----- Task inputs
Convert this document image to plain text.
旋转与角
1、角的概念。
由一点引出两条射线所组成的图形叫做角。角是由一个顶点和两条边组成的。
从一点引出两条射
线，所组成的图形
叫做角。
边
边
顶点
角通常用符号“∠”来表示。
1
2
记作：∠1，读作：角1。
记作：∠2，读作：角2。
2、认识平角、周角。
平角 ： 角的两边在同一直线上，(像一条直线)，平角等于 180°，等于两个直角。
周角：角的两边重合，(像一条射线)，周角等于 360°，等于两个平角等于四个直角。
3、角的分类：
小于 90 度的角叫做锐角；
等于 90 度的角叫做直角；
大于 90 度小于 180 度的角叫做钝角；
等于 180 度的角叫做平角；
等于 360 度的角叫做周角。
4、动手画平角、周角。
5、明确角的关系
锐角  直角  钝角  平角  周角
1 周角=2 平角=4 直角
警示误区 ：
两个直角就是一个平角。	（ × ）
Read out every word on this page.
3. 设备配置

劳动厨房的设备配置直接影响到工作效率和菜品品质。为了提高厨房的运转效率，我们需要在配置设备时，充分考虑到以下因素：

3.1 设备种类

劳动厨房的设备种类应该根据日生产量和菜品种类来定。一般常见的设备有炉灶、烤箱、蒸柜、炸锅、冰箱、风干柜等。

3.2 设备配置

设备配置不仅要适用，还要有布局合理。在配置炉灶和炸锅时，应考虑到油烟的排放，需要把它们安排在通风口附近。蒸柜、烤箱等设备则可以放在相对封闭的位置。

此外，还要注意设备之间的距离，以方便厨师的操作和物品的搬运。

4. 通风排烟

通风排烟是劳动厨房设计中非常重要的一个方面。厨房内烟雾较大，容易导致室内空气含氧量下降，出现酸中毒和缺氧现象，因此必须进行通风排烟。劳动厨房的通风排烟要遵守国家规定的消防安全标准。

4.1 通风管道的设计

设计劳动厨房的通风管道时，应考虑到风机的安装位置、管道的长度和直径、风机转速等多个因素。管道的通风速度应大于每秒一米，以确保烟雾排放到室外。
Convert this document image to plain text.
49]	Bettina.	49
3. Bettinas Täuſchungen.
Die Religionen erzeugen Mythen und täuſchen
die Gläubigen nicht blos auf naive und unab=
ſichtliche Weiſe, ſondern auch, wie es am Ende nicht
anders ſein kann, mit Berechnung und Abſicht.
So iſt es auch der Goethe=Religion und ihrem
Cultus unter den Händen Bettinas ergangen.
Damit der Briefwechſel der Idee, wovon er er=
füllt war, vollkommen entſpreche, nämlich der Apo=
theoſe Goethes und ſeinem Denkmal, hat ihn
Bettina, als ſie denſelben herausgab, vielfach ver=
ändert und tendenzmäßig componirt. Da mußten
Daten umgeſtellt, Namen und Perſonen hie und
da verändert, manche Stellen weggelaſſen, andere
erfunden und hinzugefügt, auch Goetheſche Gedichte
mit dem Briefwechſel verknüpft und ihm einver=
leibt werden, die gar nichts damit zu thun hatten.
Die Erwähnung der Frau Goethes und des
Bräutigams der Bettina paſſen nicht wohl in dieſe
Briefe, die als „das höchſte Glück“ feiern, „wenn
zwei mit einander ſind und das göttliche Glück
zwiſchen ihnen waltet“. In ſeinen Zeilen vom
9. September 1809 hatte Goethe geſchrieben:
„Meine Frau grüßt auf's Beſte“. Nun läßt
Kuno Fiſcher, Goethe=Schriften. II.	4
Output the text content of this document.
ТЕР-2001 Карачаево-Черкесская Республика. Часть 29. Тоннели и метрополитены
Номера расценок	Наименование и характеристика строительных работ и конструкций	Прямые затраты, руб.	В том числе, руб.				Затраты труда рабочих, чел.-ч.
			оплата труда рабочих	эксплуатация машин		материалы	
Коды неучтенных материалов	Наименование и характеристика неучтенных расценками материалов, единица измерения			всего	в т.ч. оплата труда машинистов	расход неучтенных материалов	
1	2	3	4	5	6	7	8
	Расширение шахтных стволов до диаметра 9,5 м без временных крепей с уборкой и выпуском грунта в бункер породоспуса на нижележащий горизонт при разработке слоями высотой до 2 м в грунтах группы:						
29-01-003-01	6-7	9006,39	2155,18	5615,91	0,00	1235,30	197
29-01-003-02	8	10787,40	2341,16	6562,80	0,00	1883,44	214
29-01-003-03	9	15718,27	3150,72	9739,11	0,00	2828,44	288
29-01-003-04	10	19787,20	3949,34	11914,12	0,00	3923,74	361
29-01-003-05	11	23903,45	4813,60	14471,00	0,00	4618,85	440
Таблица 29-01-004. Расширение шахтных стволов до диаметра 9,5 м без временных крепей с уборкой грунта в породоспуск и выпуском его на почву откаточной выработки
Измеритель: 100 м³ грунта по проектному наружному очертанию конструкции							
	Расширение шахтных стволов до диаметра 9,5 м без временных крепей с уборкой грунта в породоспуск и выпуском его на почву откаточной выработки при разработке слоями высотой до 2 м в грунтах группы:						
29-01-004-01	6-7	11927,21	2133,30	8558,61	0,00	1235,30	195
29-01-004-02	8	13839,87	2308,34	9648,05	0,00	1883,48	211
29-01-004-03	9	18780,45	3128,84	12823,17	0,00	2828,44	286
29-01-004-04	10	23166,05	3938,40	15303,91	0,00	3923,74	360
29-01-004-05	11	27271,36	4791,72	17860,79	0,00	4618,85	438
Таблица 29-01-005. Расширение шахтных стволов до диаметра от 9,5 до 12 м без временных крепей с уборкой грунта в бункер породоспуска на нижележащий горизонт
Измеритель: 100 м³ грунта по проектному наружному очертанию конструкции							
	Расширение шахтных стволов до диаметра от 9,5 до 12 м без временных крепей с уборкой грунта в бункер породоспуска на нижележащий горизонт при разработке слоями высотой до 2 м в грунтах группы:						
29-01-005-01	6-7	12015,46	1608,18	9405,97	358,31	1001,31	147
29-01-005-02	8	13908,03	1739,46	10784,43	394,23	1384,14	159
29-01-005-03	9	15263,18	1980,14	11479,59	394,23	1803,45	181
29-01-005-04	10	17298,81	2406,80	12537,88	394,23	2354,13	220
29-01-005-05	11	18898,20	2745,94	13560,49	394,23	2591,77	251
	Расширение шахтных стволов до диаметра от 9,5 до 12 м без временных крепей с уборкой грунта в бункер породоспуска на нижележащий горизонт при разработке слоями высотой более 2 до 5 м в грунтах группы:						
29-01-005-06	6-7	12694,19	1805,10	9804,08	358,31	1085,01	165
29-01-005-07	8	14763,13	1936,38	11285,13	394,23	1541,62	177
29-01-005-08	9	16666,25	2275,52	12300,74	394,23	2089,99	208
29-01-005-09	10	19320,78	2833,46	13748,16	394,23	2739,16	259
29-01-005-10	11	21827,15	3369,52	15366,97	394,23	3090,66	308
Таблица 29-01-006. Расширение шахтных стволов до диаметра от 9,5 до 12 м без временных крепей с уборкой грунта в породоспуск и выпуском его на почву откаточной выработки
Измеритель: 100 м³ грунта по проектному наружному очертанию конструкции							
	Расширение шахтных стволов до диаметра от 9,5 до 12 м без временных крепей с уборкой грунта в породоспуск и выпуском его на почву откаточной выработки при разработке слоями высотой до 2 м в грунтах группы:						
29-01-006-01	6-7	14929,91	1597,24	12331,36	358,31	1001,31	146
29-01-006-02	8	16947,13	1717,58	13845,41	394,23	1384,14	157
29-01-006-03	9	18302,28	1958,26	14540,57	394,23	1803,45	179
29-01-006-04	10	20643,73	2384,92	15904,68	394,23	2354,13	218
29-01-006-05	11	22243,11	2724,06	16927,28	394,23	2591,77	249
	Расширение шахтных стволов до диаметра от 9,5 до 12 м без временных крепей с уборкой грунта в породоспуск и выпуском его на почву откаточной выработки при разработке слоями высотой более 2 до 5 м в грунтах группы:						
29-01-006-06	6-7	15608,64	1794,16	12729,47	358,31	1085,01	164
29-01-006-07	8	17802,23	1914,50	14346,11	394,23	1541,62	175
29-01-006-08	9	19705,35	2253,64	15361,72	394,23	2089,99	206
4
----------
» Exercise instructions
Check each line of the entries for the string "Наименование". Copy the lines that have it.

» Task output
Номера расценок	Наименование и характеристика строительных работ и конструкций	Прямые затраты, руб.	В том числе, руб.				Затраты труда рабочих, чел.-ч.
Коды неучтенных материалов	Наименование и характеристика неучтенных расценками материалов, единица измерения			всего	в т.ч. оплата труда машинистов	расход неучтенных материалов	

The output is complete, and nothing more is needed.